::: TASK INPUTS
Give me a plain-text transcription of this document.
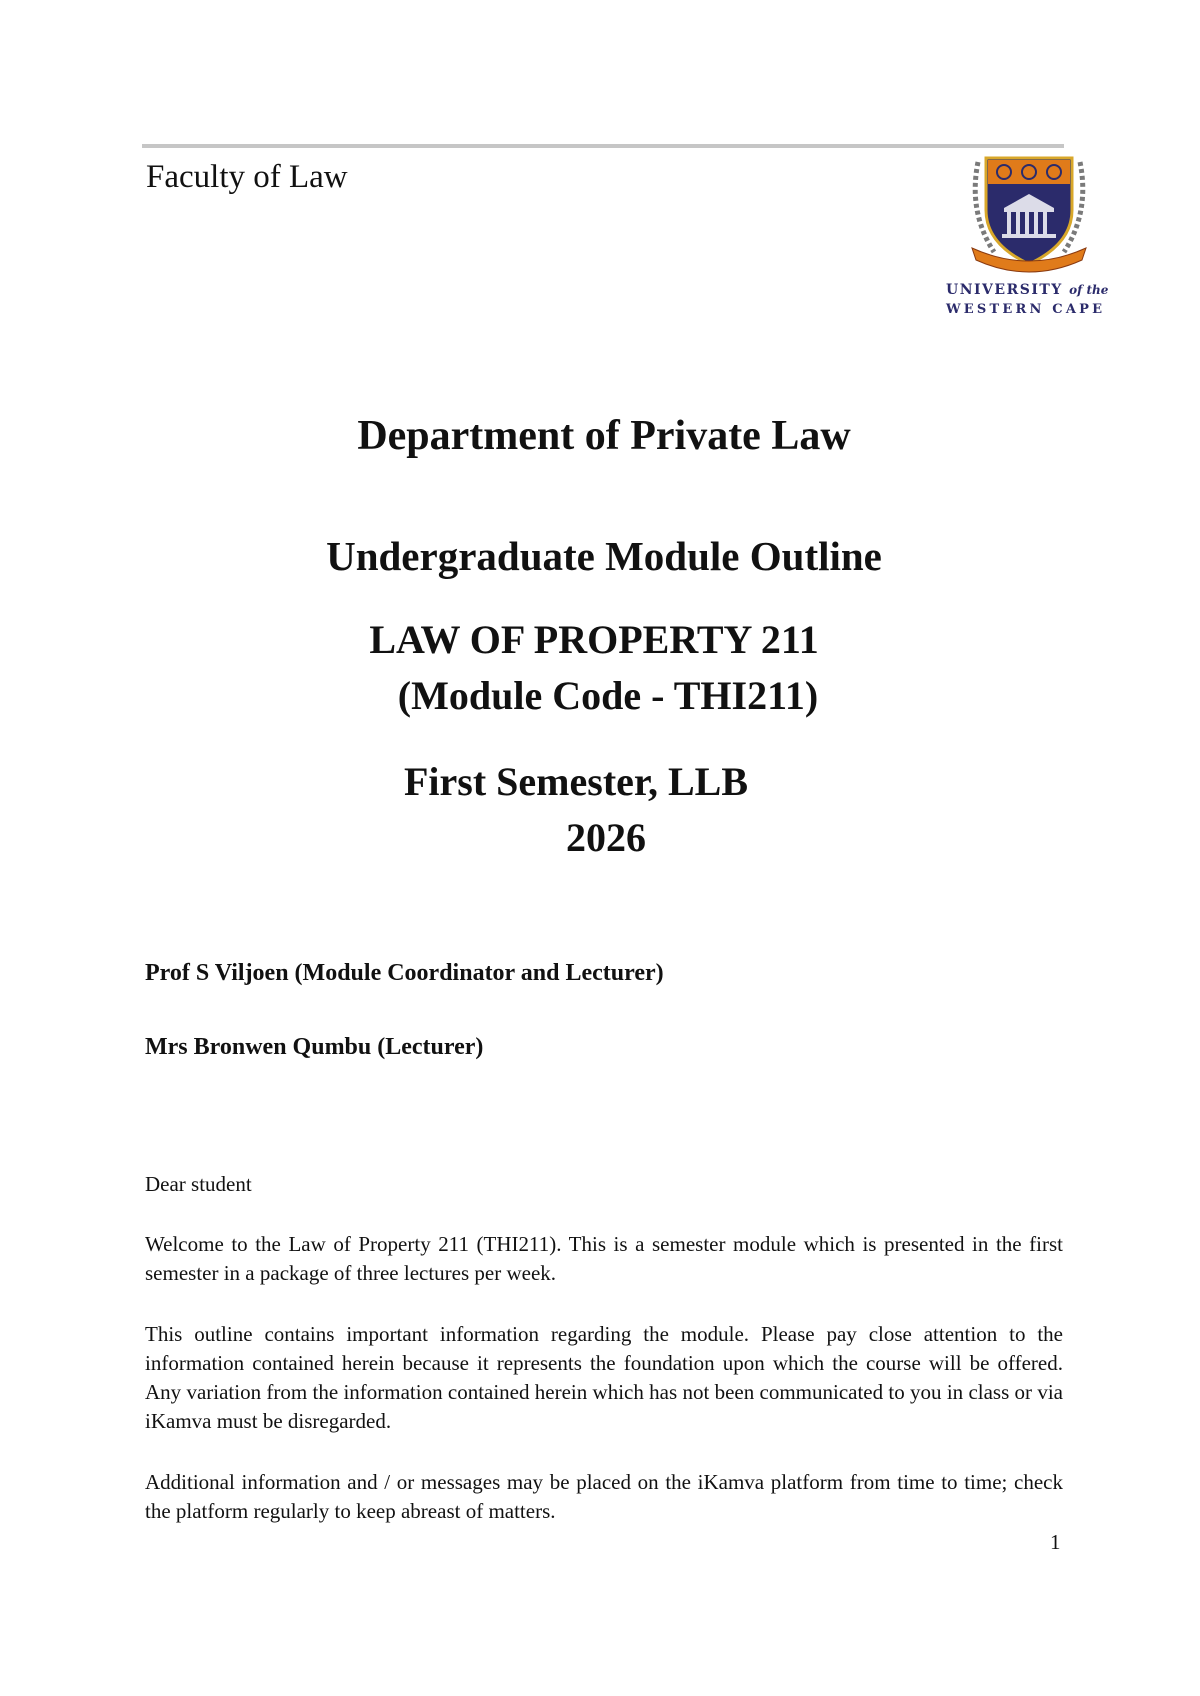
Faculty of Law
UNIVERSITY of the
WESTERN CAPE
Department of Private Law
Undergraduate Module Outline
LAW OF PROPERTY 211
(Module Code - THI211)
First Semester, LLB
2026
Prof S Viljoen (Module Coordinator and Lecturer)
Mrs Bronwen Qumbu (Lecturer)
Dear student
Welcome to the Law of Property 211 (THI211). This is a semester module which is presented in the first semester in a package of three lectures per week.
This outline contains important information regarding the module. Please pay close attention to the information contained herein because it represents the foundation upon which the course will be offered. Any variation from the information contained herein which has not been communicated to you in class or via iKamva must be disregarded.
Additional information and / or messages may be placed on the iKamva platform from time to time; check the platform regularly to keep abreast of matters.
1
::::::
Return solely the number of lines in the data that include the word "from".

2